**WORK REQUIRED**
Locate every line in the records below that holds the word "this" and return each one.

··· AVAILABLE RECORDS

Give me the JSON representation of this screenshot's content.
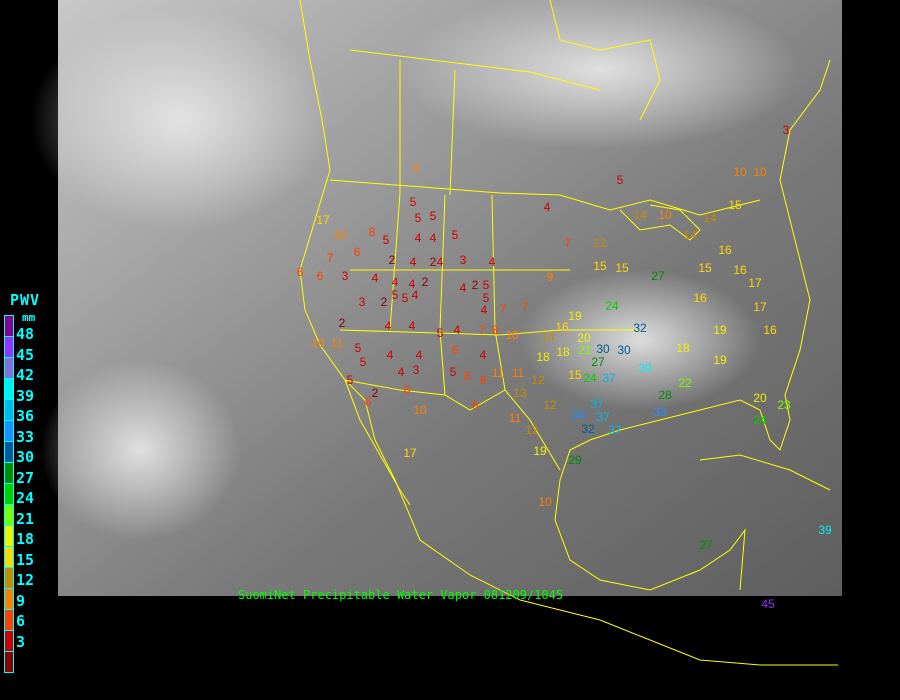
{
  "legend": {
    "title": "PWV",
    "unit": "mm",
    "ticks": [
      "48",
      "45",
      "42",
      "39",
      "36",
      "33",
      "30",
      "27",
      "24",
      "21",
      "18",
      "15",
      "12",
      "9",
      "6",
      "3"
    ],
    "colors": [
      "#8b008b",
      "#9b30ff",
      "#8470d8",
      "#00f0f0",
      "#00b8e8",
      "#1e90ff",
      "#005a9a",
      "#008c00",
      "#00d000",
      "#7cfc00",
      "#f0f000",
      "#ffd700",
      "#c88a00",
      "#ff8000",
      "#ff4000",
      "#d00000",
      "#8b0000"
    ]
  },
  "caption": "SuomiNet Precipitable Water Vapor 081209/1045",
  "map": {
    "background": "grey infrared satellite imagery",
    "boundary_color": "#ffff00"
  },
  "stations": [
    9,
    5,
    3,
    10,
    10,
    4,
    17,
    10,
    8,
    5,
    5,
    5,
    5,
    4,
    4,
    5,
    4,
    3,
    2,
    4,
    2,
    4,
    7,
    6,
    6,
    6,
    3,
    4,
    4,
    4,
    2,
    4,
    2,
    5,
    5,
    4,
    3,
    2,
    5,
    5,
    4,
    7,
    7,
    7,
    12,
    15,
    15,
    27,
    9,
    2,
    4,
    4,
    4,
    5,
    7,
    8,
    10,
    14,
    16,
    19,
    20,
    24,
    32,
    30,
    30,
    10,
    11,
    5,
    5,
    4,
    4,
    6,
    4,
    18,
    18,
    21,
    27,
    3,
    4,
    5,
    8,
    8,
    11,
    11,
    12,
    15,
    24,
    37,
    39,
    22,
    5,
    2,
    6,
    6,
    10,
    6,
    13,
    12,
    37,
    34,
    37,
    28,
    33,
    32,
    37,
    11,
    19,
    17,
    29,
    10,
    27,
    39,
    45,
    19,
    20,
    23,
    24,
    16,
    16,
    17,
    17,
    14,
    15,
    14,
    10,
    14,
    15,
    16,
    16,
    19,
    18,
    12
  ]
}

······
··· AVAILABLE RECORDS

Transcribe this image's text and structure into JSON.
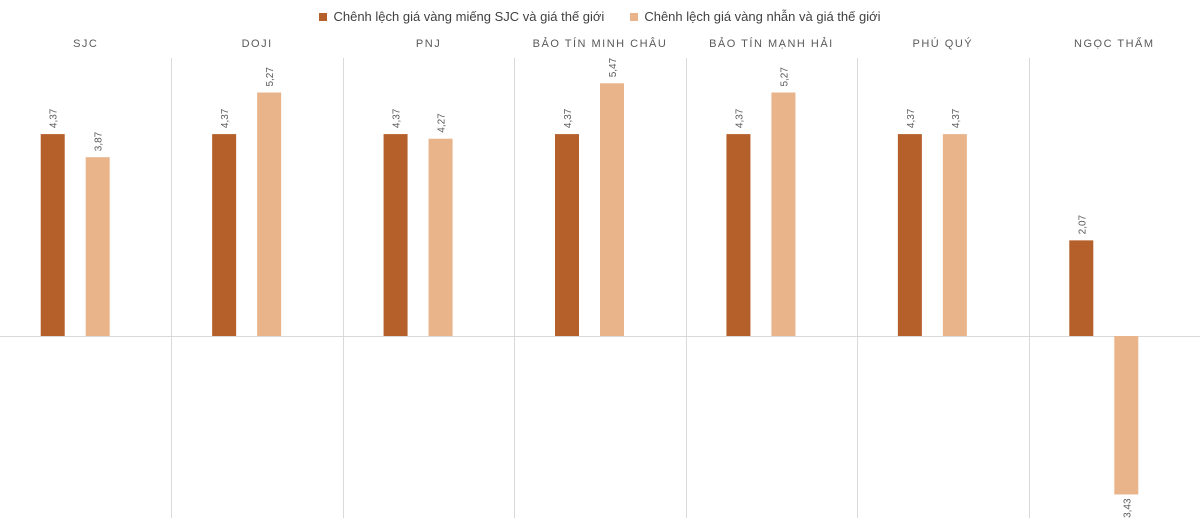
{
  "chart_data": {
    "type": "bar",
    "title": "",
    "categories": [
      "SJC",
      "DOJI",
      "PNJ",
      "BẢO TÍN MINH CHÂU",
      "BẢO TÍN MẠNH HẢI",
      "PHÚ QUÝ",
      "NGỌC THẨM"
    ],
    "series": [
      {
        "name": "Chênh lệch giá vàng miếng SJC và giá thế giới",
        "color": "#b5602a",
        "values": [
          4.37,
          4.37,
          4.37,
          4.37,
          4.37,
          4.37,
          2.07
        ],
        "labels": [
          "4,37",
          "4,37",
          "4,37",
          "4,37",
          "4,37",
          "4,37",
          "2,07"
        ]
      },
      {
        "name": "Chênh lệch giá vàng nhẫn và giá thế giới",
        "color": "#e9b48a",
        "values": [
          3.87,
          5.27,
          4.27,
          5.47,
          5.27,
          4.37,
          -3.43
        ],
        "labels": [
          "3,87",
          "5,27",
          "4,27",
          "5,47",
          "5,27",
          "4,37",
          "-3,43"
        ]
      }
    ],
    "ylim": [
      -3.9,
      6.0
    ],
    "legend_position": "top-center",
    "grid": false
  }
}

······

**SOLVED PROBLEM**
Give me the JSON representation of this screenshot's content.
Transcribe this image's text and structure into JSON.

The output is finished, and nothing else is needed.